The request: Identify the lines that contain the string "color" and copy all of them.
┌─ Exercise materials
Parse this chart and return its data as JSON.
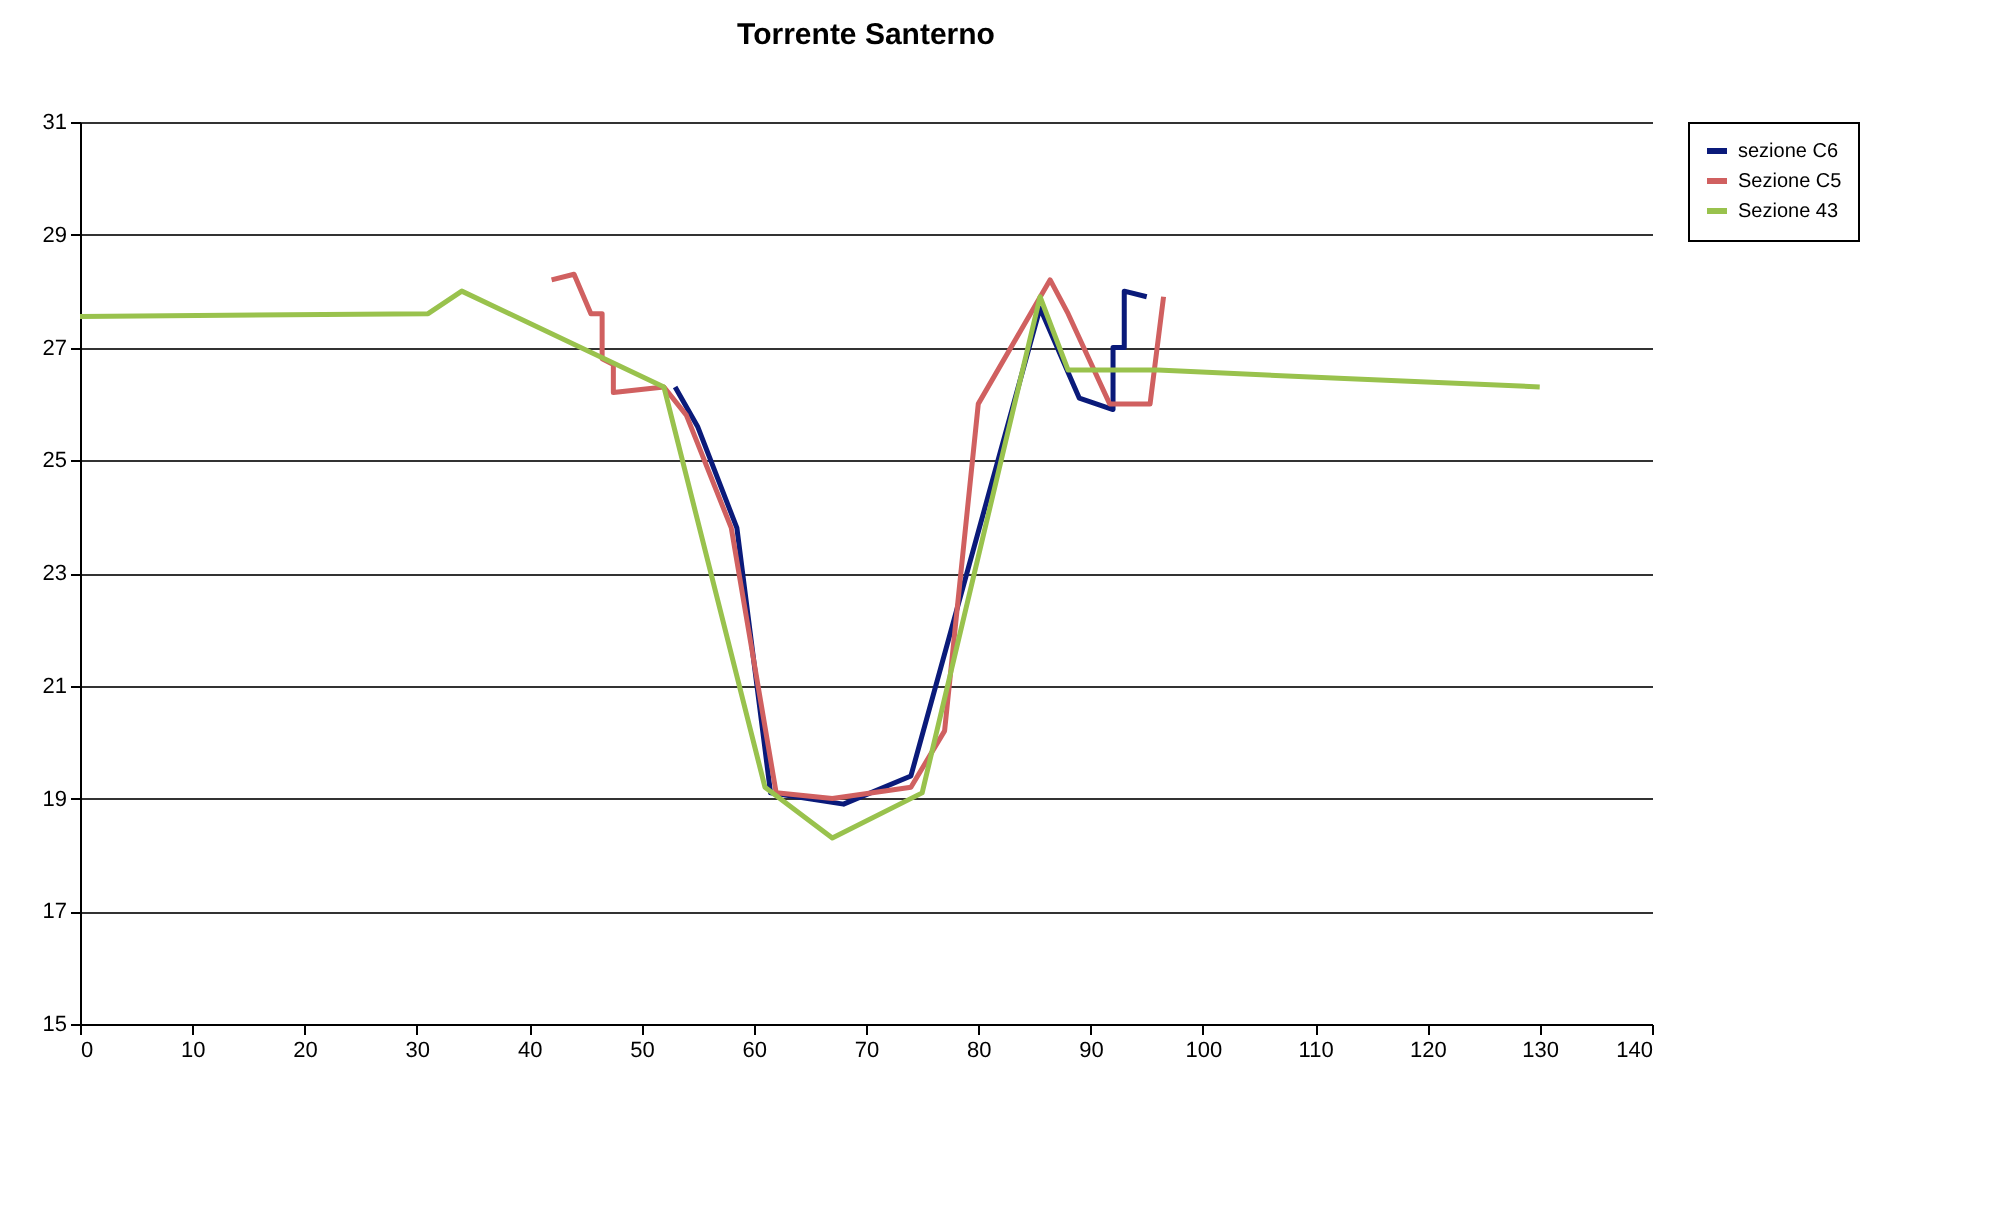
{
  "chart_data": {
    "type": "line",
    "title": "Torrente Santerno",
    "xlim": [
      0,
      140
    ],
    "xticks": [
      0,
      10,
      20,
      30,
      40,
      50,
      60,
      70,
      80,
      90,
      100,
      110,
      120,
      130,
      140
    ],
    "ylim": [
      15,
      31
    ],
    "yticks": [
      15,
      17,
      19,
      21,
      23,
      25,
      27,
      29,
      31
    ],
    "grid": "y",
    "legend": "right",
    "marker": "none",
    "line_style": "solid",
    "series": [
      {
        "name": "sezione C6",
        "color": "#0a1a7a",
        "x": [
          53,
          55,
          58.5,
          61.5,
          68,
          74,
          85.5,
          89,
          92,
          92,
          93,
          93,
          95
        ],
        "values": [
          26.3,
          25.6,
          23.8,
          19.1,
          18.9,
          19.4,
          27.7,
          26.1,
          25.9,
          27.0,
          27.0,
          28.0,
          27.9
        ]
      },
      {
        "name": "Sezione C5",
        "color": "#d06060",
        "x": [
          42,
          44,
          45.5,
          46.5,
          46.5,
          47.5,
          47.5,
          52,
          54,
          58,
          62,
          67,
          74,
          77,
          80,
          86.4,
          88,
          91.7,
          95.3,
          96.5
        ],
        "values": [
          28.2,
          28.3,
          27.6,
          27.6,
          26.8,
          26.7,
          26.2,
          26.3,
          25.8,
          23.8,
          19.1,
          19.0,
          19.2,
          20.2,
          26.0,
          28.2,
          27.6,
          26.0,
          26.0,
          27.9
        ]
      },
      {
        "name": "Sezione 43",
        "color": "#99c24d",
        "x": [
          0,
          31,
          34,
          52,
          61,
          67,
          75,
          85.5,
          88,
          96,
          112.6,
          130
        ],
        "values": [
          27.55,
          27.6,
          28.0,
          26.3,
          19.2,
          18.3,
          19.1,
          27.9,
          26.6,
          26.6,
          26.45,
          26.3
        ]
      }
    ]
  }
}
└─
Response:
        "color": "#0a1a7a",
        "color": "#d06060",
        "color": "#99c24d",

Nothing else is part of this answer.